Task description: Write each line out exactly, leaving none out.

[Data entries]
*-*-*
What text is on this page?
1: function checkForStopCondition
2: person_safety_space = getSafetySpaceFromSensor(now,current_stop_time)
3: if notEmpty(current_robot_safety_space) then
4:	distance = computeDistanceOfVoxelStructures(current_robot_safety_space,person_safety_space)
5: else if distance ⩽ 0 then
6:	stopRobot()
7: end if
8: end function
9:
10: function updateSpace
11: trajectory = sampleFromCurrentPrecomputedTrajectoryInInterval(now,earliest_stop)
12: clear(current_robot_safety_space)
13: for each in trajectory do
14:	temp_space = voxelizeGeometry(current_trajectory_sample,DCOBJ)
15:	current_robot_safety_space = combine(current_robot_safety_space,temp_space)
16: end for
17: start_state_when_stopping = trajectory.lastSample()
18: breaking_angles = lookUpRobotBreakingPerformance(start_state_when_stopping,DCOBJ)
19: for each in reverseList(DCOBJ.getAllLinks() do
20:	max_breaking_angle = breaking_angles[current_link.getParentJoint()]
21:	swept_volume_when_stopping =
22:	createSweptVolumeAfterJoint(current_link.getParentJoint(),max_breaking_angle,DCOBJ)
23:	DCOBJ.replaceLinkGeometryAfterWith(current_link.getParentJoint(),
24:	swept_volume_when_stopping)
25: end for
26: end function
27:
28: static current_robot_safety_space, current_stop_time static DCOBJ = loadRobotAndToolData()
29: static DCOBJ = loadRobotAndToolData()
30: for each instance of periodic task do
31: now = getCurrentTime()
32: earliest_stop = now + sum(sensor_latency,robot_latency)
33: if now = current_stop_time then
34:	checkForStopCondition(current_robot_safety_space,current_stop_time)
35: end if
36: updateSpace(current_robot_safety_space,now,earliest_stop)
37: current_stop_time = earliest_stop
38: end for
*-*-*
Response to this task:
What text is on this page?
1: function checkForStopCondition
2: person_safety_space = getSafetySpaceFromSensor(now,current_stop_time)
3: if notEmpty(current_robot_safety_space) then
4:	distance = computeDistanceOfVoxelStructures(current_robot_safety_space,person_safety_space)
5: else if distance ⩽ 0 then
6:	stopRobot()
7: end if
8: end function
9:
10: function updateSpace
11: trajectory = sampleFromCurrentPrecomputedTrajectoryInInterval(now,earliest_stop)
12: clear(current_robot_safety_space)
13: for each in trajectory do
14:	temp_space = voxelizeGeometry(current_trajectory_sample,DCOBJ)
15:	current_robot_safety_space = combine(current_robot_safety_space,temp_space)
16: end for
17: start_state_when_stopping = trajectory.lastSample()
18: breaking_angles = lookUpRobotBreakingPerformance(start_state_when_stopping,DCOBJ)
19: for each in reverseList(DCOBJ.getAllLinks() do
20:	max_breaking_angle = breaking_angles[current_link.getParentJoint()]
21:	swept_volume_when_stopping =
22:	createSweptVolumeAfterJoint(current_link.getParentJoint(),max_breaking_angle,DCOBJ)
23:	DCOBJ.replaceLinkGeometryAfterWith(current_link.getParentJoint(),
24:	swept_volume_when_stopping)
25: end for
26: end function
27:
28: static current_robot_safety_space, current_stop_time static DCOBJ = loadRobotAndToolData()
29: static DCOBJ = loadRobotAndToolData()
30: for each instance of periodic task do
31: now = getCurrentTime()
32: earliest_stop = now + sum(sensor_latency,robot_latency)
33: if now = current_stop_time then
34:	checkForStopCondition(current_robot_safety_space,current_stop_time)
35: end if
36: updateSpace(current_robot_safety_space,now,earliest_stop)
37: current_stop_time = earliest_stop
38: end for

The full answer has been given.